# Start of PROVIDED DATA

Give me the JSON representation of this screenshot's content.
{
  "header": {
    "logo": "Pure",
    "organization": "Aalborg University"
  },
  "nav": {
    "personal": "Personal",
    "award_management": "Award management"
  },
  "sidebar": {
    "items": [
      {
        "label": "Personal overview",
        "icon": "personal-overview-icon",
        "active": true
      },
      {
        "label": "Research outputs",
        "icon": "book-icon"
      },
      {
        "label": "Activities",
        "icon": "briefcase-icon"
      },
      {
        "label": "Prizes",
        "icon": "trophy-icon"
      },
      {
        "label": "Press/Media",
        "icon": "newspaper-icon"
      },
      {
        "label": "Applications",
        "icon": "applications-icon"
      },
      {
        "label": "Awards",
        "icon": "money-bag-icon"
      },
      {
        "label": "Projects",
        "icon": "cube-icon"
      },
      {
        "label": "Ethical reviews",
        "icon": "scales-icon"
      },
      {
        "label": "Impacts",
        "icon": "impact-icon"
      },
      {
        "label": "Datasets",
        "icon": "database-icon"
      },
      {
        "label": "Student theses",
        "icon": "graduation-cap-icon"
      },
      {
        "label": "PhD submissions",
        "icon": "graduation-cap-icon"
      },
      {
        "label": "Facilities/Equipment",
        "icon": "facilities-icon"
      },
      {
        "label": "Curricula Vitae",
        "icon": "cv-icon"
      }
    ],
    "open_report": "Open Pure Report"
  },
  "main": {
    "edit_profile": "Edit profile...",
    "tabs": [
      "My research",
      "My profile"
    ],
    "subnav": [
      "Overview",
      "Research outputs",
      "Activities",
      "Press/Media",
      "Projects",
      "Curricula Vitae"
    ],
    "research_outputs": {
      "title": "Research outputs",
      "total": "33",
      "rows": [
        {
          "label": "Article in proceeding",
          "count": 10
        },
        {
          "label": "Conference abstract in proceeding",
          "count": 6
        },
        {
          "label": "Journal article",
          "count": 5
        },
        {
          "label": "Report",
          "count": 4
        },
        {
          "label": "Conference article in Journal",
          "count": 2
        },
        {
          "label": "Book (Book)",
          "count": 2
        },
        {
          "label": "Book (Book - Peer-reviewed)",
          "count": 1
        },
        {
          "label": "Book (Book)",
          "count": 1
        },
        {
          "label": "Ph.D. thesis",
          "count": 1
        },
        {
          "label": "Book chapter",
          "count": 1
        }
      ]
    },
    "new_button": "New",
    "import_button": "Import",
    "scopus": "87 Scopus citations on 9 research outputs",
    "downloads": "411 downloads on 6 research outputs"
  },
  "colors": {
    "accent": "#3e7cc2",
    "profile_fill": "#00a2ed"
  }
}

# End of PROVIDED DATA

— EXERCISE AIM —
Output the records verbatim, from the first line to the last.

— SOLUTION TO THE PROBLEM —
Give me the JSON representation of this screenshot's content.
{
  "header": {
    "logo": "Pure",
    "organization": "Aalborg University"
  },
  "nav": {
    "personal": "Personal",
    "award_management": "Award management"
  },
  "sidebar": {
    "items": [
      {
        "label": "Personal overview",
        "icon": "personal-overview-icon",
        "active": true
      },
      {
        "label": "Research outputs",
        "icon": "book-icon"
      },
      {
        "label": "Activities",
        "icon": "briefcase-icon"
      },
      {
        "label": "Prizes",
        "icon": "trophy-icon"
      },
      {
        "label": "Press/Media",
        "icon": "newspaper-icon"
      },
      {
        "label": "Applications",
        "icon": "applications-icon"
      },
      {
        "label": "Awards",
        "icon": "money-bag-icon"
      },
      {
        "label": "Projects",
        "icon": "cube-icon"
      },
      {
        "label": "Ethical reviews",
        "icon": "scales-icon"
      },
      {
        "label": "Impacts",
        "icon": "impact-icon"
      },
      {
        "label": "Datasets",
        "icon": "database-icon"
      },
      {
        "label": "Student theses",
        "icon": "graduation-cap-icon"
      },
      {
        "label": "PhD submissions",
        "icon": "graduation-cap-icon"
      },
      {
        "label": "Facilities/Equipment",
        "icon": "facilities-icon"
      },
      {
        "label": "Curricula Vitae",
        "icon": "cv-icon"
      }
    ],
    "open_report": "Open Pure Report"
  },
  "main": {
    "edit_profile": "Edit profile...",
    "tabs": [
      "My research",
      "My profile"
    ],
    "subnav": [
      "Overview",
      "Research outputs",
      "Activities",
      "Press/Media",
      "Projects",
      "Curricula Vitae"
    ],
    "research_outputs": {
      "title": "Research outputs",
      "total": "33",
      "rows": [
        {
          "label": "Article in proceeding",
          "count": 10
        },
        {
          "label": "Conference abstract in proceeding",
          "count": 6
        },
        {
          "label": "Journal article",
          "count": 5
        },
        {
          "label": "Report",
          "count": 4
        },
        {
          "label": "Conference article in Journal",
          "count": 2
        },
        {
          "label": "Book (Book)",
          "count": 2
        },
        {
          "label": "Book (Book - Peer-reviewed)",
          "count": 1
        },
        {
          "label": "Book (Book)",
          "count": 1
        },
        {
          "label": "Ph.D. thesis",
          "count": 1
        },
        {
          "label": "Book chapter",
          "count": 1
        }
      ]
    },
    "new_button": "New",
    "import_button": "Import",
    "scopus": "87 Scopus citations on 9 research outputs",
    "downloads": "411 downloads on 6 research outputs"
  },
  "colors": {
    "accent": "#3e7cc2",
    "profile_fill": "#00a2ed"
  }
}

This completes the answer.